Non-Negotiable Defenses
These security mechanisms are structurally fixed in the compiled binary. They cannot be disabled via config.yaml, environment variables, /config set, or any runtime API. The defense exists because its absence would undermine the architectural guarantee the system makes — and allowing it to be turned off, even by the user, creates a path an attacker (or a prompt injection masquerading as a user) could exploit.
If a mechanism appears on this page, the only way to disable it is to modify and recompile the source code. That is intentional.
The mechanisms
- Shield pipeline — the 4-tier evaluation pipeline (Tier 0 policy, Tier 1 heuristic/classifier, Tier 2 LLM evaluator, Tier 3 human approval) cannot be bypassed. Individual tiers can be configured (policy presets, evaluator model) but the pipeline as a whole is always active.
- Protection layer — the hardcoded pre-Shield gate that enforces workspace boundaries, system path denylist, and file-level protection (SOUL.md read-only, config.yaml hard-blocked). Non-configurable.
- Cross-platform default denylist — the curated set of restricted/protected paths (
~/.ssh,~/.aws,/etc/shadow, etc.) ships in the binary and is not user-extensible. The denylist only grows; it never shrinks. - Kernel sandbox — the agent process is sandboxed via Landlock (Linux), sandbox-exec (macOS), or Job Objects (Windows). Best-effort: if the platform does not support sandboxing, the agent starts without it but logs the gap.
- Hash verifier — every action is hashed at proposal time and re-verified at execution time. Prevents TOCTOU (time-of-check-to-time-of-use) attacks.
- Canary token enforcement — the Tier 2 evaluator embeds a canary token in its prompt and verifies it in the response. Prevents prompt injection from forging evaluator verdicts.
- Audit chain — the append-only JSONL audit log with SHA-256 hash chain cannot be disabled. Every security-relevant event is logged; tampering breaks the chain and is detectable via
openparallax audit --verify. - Agent authentication — the agent process must present a per-spawn auth token when connecting to the engine over gRPC. Prevents rogue processes from impersonating the agent.
- IFC subsystem — the Information Flow Control subsystem is always active. The policy (which sources map to which sensitivity levels, which sinks are blocked) is user-tunable via
security/ifc/*.yaml. The subsystem itself — the fact that data classification and flow checks happen — is not disableable. - Safe-command allowlist — the curated list of commands that bypass Shield (git, npm, make, go, etc.) is compiled into the binary and is not user-extensible. Users cannot add their own commands to the fast path.
Forbidden Config Keys
The following config paths must never appear in SettableKeys (the set of keys mutable via /config set). This list is enforced by CI — see internal/config/security_invariant_test.go.
shield.enabled
shield.tier0.enabled
shield.tier1.enabled
protection.enabled
sandbox.enabled
sandbox.required
audit.enabled
audit.chain_enabled
ifc.enabled
denylist.enabled
hash_verifier.enabled
canary.enforced
agent_auth.required
security.override_modeWhat you CAN tune
The distinction is between the mechanism (non-negotiable) and its parameters (tunable):
| Non-negotiable | Tunable parameter | Where |
|---|---|---|
| Shield pipeline exists | Policy preset (default/permissive/strict) | security/shield/*.yaml |
| Shield pipeline exists | Evaluator model and provider | roles.shield in config.yaml |
| Shield pipeline exists | Daily Tier 2 budget | general.daily_budget in config.yaml |
| IFC subsystem exists | IFC policy preset, source/sink rules, mode | security/ifc/*.yaml |
| IFC subsystem exists | Override mode (audit/enforce) | security.override_mode in config.yaml |
| Rate limiting exists | Actions per minute | general.rate_limit in config.yaml |
See Hardening for the full tuning guide.

DATA UNDER STUDY
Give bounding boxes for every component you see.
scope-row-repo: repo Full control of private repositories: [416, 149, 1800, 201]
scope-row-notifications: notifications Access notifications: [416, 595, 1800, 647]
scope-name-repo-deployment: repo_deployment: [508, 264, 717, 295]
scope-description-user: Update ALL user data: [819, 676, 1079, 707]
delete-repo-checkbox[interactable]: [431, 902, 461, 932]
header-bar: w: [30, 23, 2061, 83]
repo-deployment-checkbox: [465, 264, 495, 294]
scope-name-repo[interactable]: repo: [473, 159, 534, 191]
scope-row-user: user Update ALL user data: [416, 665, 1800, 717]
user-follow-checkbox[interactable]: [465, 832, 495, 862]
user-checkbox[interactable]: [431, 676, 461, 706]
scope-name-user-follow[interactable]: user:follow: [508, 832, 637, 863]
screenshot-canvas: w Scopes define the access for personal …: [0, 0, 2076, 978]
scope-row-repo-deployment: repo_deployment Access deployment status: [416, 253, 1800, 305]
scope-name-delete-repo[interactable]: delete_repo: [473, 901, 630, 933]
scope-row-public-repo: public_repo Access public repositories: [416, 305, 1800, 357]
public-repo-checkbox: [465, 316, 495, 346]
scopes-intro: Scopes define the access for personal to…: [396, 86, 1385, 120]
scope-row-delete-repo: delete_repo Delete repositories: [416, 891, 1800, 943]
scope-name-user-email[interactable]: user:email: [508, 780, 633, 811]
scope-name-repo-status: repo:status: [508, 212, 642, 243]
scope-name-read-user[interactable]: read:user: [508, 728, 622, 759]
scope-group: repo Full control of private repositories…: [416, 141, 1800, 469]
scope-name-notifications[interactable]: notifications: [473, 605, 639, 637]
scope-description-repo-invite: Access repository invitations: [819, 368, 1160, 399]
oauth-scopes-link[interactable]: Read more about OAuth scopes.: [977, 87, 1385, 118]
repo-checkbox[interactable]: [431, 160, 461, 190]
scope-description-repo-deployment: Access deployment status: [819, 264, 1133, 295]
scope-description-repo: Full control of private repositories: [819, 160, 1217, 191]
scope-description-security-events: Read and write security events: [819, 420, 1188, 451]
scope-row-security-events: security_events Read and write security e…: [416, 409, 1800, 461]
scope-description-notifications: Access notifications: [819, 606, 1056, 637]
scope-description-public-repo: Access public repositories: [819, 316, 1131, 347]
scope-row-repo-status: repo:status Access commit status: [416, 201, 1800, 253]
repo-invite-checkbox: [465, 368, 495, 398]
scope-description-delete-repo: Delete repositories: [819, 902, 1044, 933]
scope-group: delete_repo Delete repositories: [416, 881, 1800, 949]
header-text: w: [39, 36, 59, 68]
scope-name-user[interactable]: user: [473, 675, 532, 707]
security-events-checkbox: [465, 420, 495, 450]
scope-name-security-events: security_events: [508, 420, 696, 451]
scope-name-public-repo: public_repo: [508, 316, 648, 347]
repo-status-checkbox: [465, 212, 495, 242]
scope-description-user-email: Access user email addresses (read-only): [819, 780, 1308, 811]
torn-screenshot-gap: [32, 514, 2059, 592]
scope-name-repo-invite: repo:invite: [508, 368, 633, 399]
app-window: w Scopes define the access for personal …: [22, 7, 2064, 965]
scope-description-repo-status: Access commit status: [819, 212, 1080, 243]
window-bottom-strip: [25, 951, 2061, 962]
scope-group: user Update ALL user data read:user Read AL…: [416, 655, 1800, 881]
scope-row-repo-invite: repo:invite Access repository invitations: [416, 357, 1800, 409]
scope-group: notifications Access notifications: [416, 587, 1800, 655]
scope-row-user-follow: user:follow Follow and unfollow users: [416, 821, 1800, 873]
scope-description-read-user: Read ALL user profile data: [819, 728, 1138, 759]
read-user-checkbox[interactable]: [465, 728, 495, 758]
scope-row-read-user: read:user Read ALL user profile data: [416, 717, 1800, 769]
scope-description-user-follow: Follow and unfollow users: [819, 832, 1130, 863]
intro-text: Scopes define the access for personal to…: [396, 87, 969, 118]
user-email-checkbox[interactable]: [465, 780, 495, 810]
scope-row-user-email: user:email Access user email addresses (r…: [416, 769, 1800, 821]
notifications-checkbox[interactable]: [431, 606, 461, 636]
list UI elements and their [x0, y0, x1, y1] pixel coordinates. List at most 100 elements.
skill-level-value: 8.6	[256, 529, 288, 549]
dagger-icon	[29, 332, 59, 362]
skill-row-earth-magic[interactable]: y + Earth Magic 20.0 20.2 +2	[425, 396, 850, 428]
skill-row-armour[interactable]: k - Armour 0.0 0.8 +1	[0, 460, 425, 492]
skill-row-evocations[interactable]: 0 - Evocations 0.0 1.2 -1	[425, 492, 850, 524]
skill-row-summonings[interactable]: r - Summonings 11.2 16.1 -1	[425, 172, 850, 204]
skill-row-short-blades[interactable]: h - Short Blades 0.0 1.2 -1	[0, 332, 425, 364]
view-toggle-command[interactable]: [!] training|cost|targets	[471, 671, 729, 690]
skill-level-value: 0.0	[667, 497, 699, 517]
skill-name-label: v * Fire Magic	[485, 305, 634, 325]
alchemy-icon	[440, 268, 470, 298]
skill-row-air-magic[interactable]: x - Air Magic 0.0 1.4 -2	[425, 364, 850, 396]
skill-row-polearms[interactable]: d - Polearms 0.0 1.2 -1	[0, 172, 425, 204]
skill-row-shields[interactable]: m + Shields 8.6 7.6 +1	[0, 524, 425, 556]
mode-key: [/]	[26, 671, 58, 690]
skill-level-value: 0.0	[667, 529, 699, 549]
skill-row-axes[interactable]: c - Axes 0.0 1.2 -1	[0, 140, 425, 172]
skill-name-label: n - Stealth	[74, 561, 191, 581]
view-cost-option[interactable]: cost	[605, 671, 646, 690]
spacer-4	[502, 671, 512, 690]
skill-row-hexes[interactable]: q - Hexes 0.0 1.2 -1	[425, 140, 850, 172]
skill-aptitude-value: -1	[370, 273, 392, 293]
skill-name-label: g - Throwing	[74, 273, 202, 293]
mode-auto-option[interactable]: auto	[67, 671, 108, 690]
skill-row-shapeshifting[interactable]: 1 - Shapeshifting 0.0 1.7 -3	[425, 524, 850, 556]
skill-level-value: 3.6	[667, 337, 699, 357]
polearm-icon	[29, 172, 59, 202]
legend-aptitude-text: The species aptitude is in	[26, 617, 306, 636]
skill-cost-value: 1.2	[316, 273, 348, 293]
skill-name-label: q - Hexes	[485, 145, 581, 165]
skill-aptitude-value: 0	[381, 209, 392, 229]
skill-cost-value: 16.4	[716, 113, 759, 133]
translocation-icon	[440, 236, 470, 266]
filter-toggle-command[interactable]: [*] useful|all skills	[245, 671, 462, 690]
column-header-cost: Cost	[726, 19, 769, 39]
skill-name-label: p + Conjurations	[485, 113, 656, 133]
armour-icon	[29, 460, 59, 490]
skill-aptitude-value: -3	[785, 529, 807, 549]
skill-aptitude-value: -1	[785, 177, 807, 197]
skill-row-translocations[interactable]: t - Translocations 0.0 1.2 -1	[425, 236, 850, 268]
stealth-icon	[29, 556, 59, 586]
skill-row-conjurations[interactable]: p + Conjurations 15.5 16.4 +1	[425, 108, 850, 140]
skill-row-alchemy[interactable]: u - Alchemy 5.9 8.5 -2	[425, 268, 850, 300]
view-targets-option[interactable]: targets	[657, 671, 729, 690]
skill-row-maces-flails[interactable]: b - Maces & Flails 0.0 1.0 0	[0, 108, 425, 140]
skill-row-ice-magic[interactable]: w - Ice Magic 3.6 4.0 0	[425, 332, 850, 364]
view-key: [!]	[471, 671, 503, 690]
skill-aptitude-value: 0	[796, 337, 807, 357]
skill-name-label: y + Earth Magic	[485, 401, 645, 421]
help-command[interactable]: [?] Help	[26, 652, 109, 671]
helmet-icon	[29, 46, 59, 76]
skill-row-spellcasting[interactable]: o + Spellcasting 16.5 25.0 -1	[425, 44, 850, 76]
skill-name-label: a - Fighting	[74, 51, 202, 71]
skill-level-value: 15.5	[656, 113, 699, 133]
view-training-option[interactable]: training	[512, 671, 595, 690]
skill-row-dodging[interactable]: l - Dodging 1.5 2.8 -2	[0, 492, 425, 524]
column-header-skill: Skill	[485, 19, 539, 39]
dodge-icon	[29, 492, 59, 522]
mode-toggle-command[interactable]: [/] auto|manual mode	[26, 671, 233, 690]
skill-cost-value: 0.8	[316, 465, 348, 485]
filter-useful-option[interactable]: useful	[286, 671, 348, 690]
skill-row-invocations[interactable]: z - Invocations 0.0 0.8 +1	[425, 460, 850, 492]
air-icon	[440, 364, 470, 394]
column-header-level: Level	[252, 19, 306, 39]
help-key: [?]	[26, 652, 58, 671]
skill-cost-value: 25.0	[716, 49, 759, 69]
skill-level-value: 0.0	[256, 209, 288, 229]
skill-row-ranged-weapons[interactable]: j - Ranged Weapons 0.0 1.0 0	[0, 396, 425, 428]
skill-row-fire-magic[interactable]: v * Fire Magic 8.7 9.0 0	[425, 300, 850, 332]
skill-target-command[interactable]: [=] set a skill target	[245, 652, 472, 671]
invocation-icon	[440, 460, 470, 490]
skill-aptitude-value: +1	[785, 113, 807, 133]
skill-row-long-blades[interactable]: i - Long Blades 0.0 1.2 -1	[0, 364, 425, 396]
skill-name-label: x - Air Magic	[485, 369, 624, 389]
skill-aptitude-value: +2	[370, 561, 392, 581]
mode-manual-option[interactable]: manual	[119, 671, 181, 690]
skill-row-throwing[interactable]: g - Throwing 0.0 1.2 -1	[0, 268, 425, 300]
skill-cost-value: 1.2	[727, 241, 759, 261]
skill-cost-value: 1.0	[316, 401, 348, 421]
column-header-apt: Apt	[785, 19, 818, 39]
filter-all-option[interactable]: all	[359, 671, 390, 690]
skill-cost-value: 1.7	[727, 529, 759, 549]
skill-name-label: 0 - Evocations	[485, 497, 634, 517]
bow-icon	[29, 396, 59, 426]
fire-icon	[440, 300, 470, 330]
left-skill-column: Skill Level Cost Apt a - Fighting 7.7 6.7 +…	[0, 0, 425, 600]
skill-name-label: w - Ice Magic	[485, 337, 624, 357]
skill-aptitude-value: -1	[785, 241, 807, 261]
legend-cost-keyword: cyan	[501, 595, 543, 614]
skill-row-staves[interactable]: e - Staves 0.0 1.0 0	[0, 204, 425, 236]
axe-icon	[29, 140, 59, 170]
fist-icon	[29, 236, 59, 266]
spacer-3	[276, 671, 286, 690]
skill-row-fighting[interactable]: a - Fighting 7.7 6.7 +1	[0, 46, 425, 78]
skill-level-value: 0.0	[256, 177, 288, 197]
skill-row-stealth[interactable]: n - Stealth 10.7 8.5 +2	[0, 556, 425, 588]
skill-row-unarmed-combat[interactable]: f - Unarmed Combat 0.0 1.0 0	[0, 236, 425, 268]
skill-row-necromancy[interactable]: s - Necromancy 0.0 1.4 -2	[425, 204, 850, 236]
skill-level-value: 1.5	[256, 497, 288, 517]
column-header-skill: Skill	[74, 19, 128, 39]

WORK INSTRUCTION
Condense the paragraph of the non-negotiable defenses page that begins "These security mechanisms are structurally fixed" into a short bulleted list, keeping its main facts.

SOLVED EXERCISE
- The mechanisms are fixed in the compiled binary.
- They cannot be disabled through config.yaml, environment variables, /config set, or any runtime API.
- Each defense exists because its absence would undermine the system's architectural guarantee.
- Letting anyone turn it off, even the user, would open a path for an attacker or a prompt injection posing as a user.